Look through the listing for the word "name". Copy each line that has it.

** START **

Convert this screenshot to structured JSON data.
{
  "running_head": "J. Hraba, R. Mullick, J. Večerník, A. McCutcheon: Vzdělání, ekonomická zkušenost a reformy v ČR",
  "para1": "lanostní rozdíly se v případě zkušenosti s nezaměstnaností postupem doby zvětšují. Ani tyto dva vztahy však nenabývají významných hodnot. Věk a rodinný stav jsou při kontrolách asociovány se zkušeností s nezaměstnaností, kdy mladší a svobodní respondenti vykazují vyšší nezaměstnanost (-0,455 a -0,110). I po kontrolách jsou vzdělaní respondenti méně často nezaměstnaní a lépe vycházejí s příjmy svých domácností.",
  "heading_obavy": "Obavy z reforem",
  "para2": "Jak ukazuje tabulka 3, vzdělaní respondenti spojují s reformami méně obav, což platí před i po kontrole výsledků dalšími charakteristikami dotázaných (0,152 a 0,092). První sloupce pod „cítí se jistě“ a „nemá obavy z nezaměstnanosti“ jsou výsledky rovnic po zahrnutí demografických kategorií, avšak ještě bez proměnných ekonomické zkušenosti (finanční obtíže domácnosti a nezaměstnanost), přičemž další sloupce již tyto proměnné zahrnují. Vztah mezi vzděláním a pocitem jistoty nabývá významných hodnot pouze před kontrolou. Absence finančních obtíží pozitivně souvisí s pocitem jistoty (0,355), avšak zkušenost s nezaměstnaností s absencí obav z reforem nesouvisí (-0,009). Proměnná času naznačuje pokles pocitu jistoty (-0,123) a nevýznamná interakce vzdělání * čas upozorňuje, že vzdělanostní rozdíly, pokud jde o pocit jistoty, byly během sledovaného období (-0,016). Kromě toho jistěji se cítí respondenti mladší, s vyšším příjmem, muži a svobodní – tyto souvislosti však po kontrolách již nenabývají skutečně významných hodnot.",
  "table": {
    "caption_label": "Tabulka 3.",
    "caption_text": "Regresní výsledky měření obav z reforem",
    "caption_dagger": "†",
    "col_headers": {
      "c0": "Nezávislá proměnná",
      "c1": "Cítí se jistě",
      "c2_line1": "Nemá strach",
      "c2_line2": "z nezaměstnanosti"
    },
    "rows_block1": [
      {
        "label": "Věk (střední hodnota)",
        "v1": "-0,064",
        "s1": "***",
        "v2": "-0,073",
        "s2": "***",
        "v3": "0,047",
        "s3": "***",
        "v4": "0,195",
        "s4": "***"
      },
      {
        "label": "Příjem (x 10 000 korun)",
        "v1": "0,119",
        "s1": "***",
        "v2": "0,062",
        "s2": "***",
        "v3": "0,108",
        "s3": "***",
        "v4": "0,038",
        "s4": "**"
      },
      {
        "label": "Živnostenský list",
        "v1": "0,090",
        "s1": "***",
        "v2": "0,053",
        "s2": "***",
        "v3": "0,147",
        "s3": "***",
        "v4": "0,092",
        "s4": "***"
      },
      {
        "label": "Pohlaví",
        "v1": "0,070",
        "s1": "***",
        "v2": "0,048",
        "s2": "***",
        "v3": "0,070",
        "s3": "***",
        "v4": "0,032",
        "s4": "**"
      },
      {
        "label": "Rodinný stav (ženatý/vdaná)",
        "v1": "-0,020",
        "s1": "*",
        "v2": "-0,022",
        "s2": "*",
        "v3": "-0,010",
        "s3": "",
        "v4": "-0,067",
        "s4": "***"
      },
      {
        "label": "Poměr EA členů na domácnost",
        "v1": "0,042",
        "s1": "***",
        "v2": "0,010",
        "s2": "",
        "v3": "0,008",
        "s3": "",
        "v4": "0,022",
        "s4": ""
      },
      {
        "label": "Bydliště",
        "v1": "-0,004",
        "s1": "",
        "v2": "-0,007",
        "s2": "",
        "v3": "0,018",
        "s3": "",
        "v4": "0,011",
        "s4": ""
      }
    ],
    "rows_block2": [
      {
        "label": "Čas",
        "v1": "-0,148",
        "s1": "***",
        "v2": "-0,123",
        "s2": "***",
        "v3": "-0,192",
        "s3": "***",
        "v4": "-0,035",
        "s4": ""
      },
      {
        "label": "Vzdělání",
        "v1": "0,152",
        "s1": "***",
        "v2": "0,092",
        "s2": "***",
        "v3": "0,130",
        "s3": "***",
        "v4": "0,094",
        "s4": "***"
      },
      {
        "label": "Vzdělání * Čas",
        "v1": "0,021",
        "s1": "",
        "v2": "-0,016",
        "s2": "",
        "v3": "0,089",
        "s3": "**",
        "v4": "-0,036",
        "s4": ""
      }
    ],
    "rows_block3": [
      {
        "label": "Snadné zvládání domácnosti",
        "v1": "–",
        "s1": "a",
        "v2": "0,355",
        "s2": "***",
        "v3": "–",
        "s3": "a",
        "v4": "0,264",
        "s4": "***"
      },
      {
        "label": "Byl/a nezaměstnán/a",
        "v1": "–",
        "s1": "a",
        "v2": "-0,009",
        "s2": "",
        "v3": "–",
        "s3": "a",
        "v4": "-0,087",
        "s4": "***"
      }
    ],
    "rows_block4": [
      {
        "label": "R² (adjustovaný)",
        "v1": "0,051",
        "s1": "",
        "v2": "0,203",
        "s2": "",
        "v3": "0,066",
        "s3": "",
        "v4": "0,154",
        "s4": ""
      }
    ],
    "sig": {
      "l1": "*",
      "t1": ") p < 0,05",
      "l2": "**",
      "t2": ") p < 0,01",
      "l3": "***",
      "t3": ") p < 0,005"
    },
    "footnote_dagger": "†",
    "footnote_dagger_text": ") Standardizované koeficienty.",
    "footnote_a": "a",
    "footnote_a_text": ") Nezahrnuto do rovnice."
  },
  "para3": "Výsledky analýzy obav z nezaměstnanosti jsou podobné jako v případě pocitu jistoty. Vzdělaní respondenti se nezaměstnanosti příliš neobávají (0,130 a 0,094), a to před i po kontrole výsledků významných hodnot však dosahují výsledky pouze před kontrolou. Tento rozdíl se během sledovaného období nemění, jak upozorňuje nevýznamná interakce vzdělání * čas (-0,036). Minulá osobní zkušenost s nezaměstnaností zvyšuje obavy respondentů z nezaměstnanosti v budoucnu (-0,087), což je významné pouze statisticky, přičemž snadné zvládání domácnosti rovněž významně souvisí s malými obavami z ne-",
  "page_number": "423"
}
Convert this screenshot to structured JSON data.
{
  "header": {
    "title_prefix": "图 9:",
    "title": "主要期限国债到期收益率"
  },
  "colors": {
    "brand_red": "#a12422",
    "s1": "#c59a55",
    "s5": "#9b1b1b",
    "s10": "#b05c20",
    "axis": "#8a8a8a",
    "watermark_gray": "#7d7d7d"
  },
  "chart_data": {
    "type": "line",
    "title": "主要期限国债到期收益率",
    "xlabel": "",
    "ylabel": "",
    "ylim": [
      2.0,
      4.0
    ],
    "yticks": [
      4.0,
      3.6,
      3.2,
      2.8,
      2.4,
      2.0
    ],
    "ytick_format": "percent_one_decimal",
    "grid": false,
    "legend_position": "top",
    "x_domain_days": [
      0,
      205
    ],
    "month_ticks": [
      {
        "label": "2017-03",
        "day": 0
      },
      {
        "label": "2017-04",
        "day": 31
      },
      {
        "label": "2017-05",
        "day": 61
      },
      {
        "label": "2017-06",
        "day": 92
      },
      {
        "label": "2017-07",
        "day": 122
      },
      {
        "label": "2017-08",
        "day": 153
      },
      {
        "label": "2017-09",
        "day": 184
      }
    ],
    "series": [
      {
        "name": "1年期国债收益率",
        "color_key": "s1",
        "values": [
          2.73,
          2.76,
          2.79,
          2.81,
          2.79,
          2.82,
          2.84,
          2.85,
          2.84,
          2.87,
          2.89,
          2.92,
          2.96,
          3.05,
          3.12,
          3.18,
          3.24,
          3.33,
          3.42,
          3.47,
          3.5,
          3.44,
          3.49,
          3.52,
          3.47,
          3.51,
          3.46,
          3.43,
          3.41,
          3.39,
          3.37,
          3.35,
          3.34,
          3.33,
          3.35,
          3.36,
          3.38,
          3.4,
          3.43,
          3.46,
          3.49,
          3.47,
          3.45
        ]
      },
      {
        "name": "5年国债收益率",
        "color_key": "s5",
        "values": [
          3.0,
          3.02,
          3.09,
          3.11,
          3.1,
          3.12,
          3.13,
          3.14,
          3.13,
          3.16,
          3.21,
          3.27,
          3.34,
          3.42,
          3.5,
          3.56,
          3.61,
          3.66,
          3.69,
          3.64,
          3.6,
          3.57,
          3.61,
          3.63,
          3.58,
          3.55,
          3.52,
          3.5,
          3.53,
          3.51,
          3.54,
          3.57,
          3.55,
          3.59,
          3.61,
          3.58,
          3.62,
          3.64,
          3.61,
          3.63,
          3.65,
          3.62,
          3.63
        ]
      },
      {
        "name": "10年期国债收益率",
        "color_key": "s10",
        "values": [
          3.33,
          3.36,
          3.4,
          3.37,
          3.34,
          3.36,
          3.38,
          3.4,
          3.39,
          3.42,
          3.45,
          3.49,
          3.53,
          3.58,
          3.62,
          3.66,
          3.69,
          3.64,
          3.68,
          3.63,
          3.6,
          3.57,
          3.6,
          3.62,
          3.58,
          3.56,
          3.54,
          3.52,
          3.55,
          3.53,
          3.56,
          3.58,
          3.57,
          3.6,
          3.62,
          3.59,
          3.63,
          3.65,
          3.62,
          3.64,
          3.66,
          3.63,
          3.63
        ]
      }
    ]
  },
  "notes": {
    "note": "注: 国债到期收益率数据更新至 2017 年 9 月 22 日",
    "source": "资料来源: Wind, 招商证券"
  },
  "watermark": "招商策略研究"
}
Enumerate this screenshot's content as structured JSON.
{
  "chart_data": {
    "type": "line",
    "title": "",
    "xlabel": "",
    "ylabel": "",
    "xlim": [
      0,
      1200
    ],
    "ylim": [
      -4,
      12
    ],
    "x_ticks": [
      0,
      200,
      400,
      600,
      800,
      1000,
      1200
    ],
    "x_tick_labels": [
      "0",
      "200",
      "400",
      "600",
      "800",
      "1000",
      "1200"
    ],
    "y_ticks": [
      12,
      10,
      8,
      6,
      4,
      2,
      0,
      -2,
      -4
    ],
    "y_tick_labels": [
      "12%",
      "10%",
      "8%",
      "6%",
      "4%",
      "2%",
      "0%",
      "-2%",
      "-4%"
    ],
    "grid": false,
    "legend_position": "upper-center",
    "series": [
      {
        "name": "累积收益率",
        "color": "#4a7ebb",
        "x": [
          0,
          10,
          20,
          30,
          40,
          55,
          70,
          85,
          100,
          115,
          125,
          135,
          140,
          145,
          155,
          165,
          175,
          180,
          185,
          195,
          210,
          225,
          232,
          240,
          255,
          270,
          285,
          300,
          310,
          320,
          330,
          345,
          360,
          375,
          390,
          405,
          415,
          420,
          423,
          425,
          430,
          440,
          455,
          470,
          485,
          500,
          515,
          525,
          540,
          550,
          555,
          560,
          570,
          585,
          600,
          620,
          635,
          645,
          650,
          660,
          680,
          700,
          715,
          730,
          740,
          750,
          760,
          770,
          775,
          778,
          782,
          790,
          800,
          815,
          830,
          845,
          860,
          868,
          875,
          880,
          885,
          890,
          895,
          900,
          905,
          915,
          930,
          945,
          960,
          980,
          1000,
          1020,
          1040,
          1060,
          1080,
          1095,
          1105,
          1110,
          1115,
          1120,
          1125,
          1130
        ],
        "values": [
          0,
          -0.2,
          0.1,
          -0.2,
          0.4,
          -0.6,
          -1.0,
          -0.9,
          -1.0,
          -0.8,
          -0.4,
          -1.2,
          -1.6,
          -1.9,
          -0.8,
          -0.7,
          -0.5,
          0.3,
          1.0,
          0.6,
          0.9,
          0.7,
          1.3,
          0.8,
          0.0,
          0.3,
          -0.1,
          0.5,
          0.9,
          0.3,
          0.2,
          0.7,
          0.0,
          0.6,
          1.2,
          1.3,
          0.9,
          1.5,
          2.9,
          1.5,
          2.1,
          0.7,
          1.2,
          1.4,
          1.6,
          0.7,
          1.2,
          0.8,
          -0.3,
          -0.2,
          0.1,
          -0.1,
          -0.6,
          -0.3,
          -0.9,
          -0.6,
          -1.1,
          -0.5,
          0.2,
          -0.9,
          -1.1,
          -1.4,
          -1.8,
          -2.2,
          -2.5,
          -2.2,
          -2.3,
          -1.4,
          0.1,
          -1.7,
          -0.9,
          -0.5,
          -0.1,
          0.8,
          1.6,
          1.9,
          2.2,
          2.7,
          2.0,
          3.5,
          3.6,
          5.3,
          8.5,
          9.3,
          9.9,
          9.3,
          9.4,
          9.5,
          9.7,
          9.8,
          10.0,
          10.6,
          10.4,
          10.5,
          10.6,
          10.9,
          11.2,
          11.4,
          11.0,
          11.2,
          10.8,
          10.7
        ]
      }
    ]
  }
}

** END **

:: Solution ::
        "name": "1年期国债收益率",
        "name": "5年国债收益率",
        "name": "10年期国债收益率",
        "name": "累积收益率",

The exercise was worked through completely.